BEGIN DATA TO PROCESS

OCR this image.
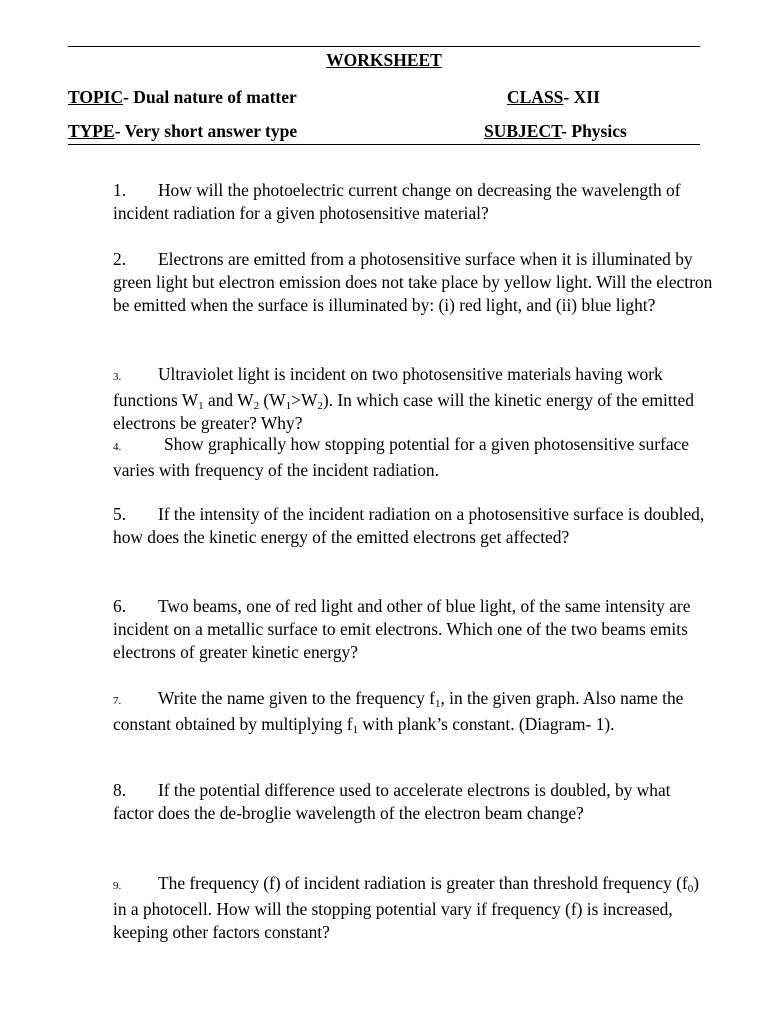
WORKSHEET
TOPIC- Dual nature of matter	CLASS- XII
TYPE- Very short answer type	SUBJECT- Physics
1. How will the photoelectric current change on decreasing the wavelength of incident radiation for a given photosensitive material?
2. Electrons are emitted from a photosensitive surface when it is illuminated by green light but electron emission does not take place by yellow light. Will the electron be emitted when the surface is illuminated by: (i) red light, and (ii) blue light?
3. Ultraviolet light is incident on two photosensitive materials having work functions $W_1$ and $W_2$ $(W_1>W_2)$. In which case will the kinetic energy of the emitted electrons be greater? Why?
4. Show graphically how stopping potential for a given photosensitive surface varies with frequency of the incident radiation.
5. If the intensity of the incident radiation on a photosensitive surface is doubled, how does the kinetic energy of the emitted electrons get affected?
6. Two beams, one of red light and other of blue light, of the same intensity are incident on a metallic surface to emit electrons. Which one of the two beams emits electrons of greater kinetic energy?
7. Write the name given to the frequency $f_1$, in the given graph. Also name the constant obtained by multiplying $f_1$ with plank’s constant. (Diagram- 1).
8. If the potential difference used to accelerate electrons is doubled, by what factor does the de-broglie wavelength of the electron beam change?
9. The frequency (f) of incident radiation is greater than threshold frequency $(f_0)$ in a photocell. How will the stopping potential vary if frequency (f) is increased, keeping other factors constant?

END DATA TO PROCESS
BEGIN DATA TO PROCESS

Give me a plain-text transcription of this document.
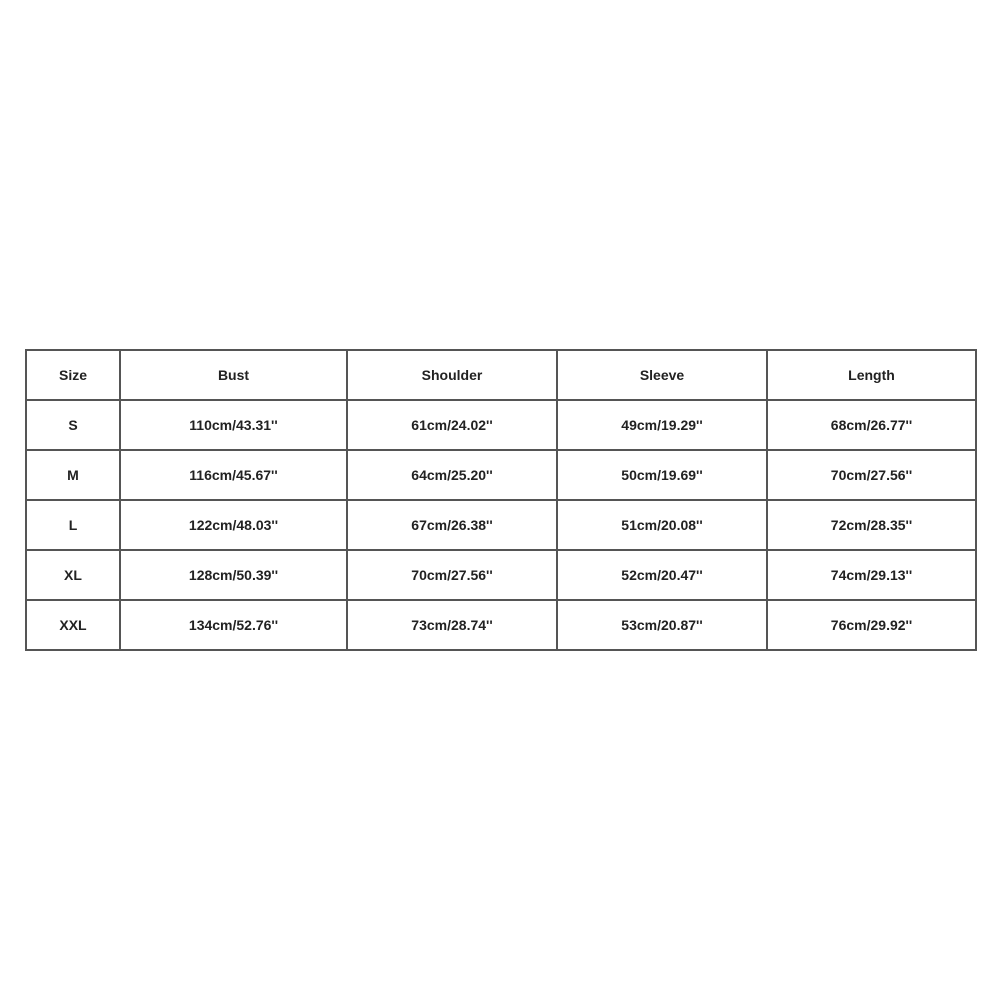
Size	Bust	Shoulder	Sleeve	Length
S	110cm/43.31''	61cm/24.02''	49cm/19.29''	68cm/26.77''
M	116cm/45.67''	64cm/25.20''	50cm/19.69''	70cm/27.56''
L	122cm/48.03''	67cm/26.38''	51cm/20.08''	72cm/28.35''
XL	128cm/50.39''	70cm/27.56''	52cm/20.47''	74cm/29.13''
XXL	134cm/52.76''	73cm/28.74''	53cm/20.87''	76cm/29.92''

END DATA TO PROCESS

GOAL OF THE EXERCISE
Return every line above in which the string "change" occurs.

TASK SOLUTION
1. How will the photoelectric current change on decreasing the wavelength of incident radiation for a given photosensitive material?
8. If the potential difference used to accelerate electrons is doubled, by what factor does the de-broglie wavelength of the electron beam change?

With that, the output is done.